Lebanese-Australian Aheda Zanetti first came to the public’s attention when her controversial line of swimwear got caught up in a media storm last month. “Islamic swimsuit ban causes a splash,” “Burqini row opens new chapter in Muslim culture war” the salacious headlines read. What was once a niche online swimwear company known only to an intimate circle of Muslims living in Australia soon became an international sensation.

The story of the French woman who wore an all-in-one bathing suit to a public pool back in August created a debate that seemed to be centered more on the troubling Western view of Islam than the unconvincing hygiene argument cited by French officials; a debate which the burqini’s creator, Lebanon-born Zanetti, says she was not prepared for.
Born in the northern coastal city of Tripoli in the late 1960s, the woman behind the original burqini brand “Ahiida” grew up in a conservative  Muslim family in Lebanon, where she says many women had deep-seated anxieties about swimming in public due to religious prohibitions.
Zanetti tells The Daily Star that after moving to Australia early in her childhood this problem did not go away. Instead, being a Muslim Arab woman in an open and liberal country presented its own challenges. “As an active person who liked to participate in community activities and sport, I found myself restricted due to cultural and religious beliefs,” she says. “I think this is what spurred me to design something that would change that.”
What resulted was the lightweight polyester head-to-toe bathing suit that the media would come to so affectionately dub the “burqini.” The garment Zanetti designed was the first swimwear of its kind to respect Islamic values at the same time as enhancing the lifestyle of the active Muslim female.
Zanetti says the summer controversy did nothing but boost her already thriving business and provided the coverage she needed to help reach the world’s many Muslim women worried about public swimming. One month on she says she is still going through the order forms and letters of support that bombarded her inbox.
“When it all blew up I had anxiety attacks,” she laughs. “The media attention was just unbelievable.” Zanetti received 60 messages overnight, 60 percent of which were from non-Muslims wanting to cover up, and her small business was soon under strain from the global demand. “It goes to show there is a real market for the burqini among all kinds of women.”

_SOURCE MATERIAL_:
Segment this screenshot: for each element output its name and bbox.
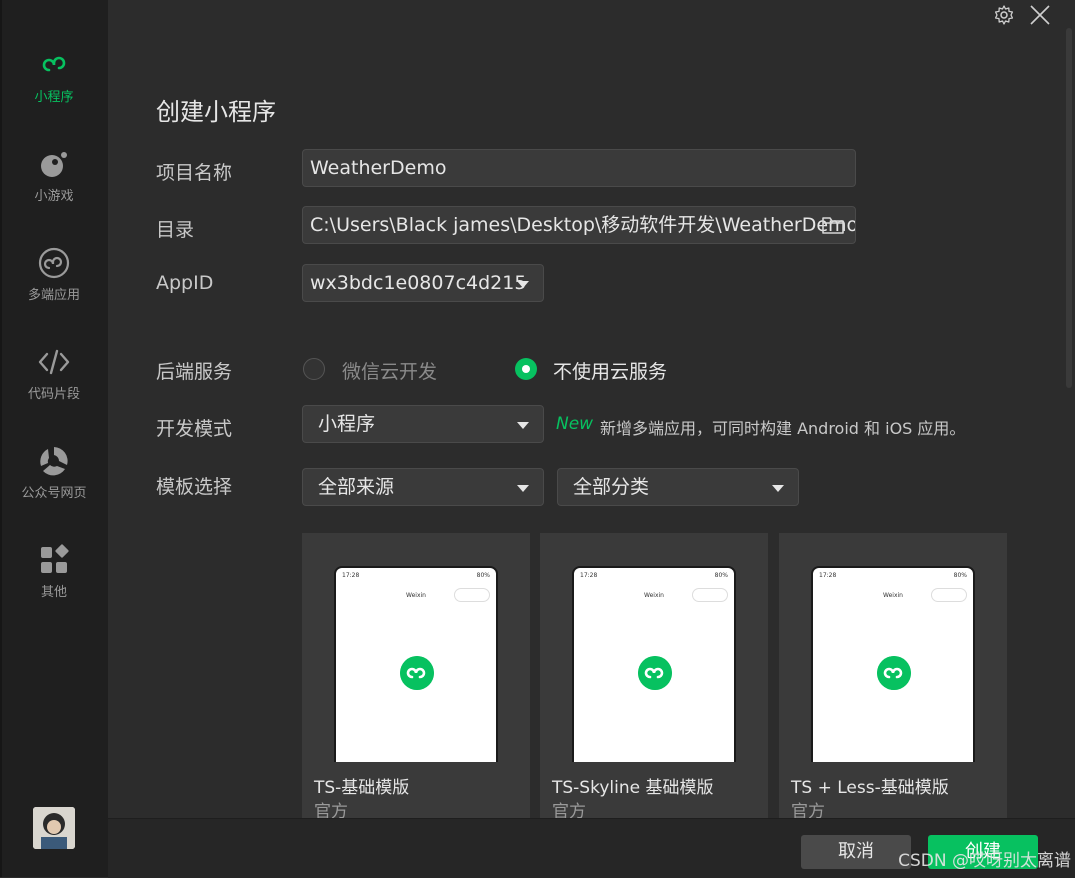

_TASK BRIEF_: Reproduce the passage of the burqini article above verbatim, beginning at the words "The story of" and stopping after the words "to religious prohibitions.".

_SOLVED PROBLEM_:
The story of the French woman who wore an all-in-one bathing suit to a public pool back in August created a debate that seemed to be centered more on the troubling Western view of Islam than the unconvincing hygiene argument cited by French officials; a debate which the burqini’s creator, Lebanon-born Zanetti, says she was not prepared for.
Born in the northern coastal city of Tripoli in the late 1960s, the woman behind the original burqini brand “Ahiida” grew up in a conservative  Muslim family in Lebanon, where she says many women had deep-seated anxieties about swimming in public due to religious prohibitions.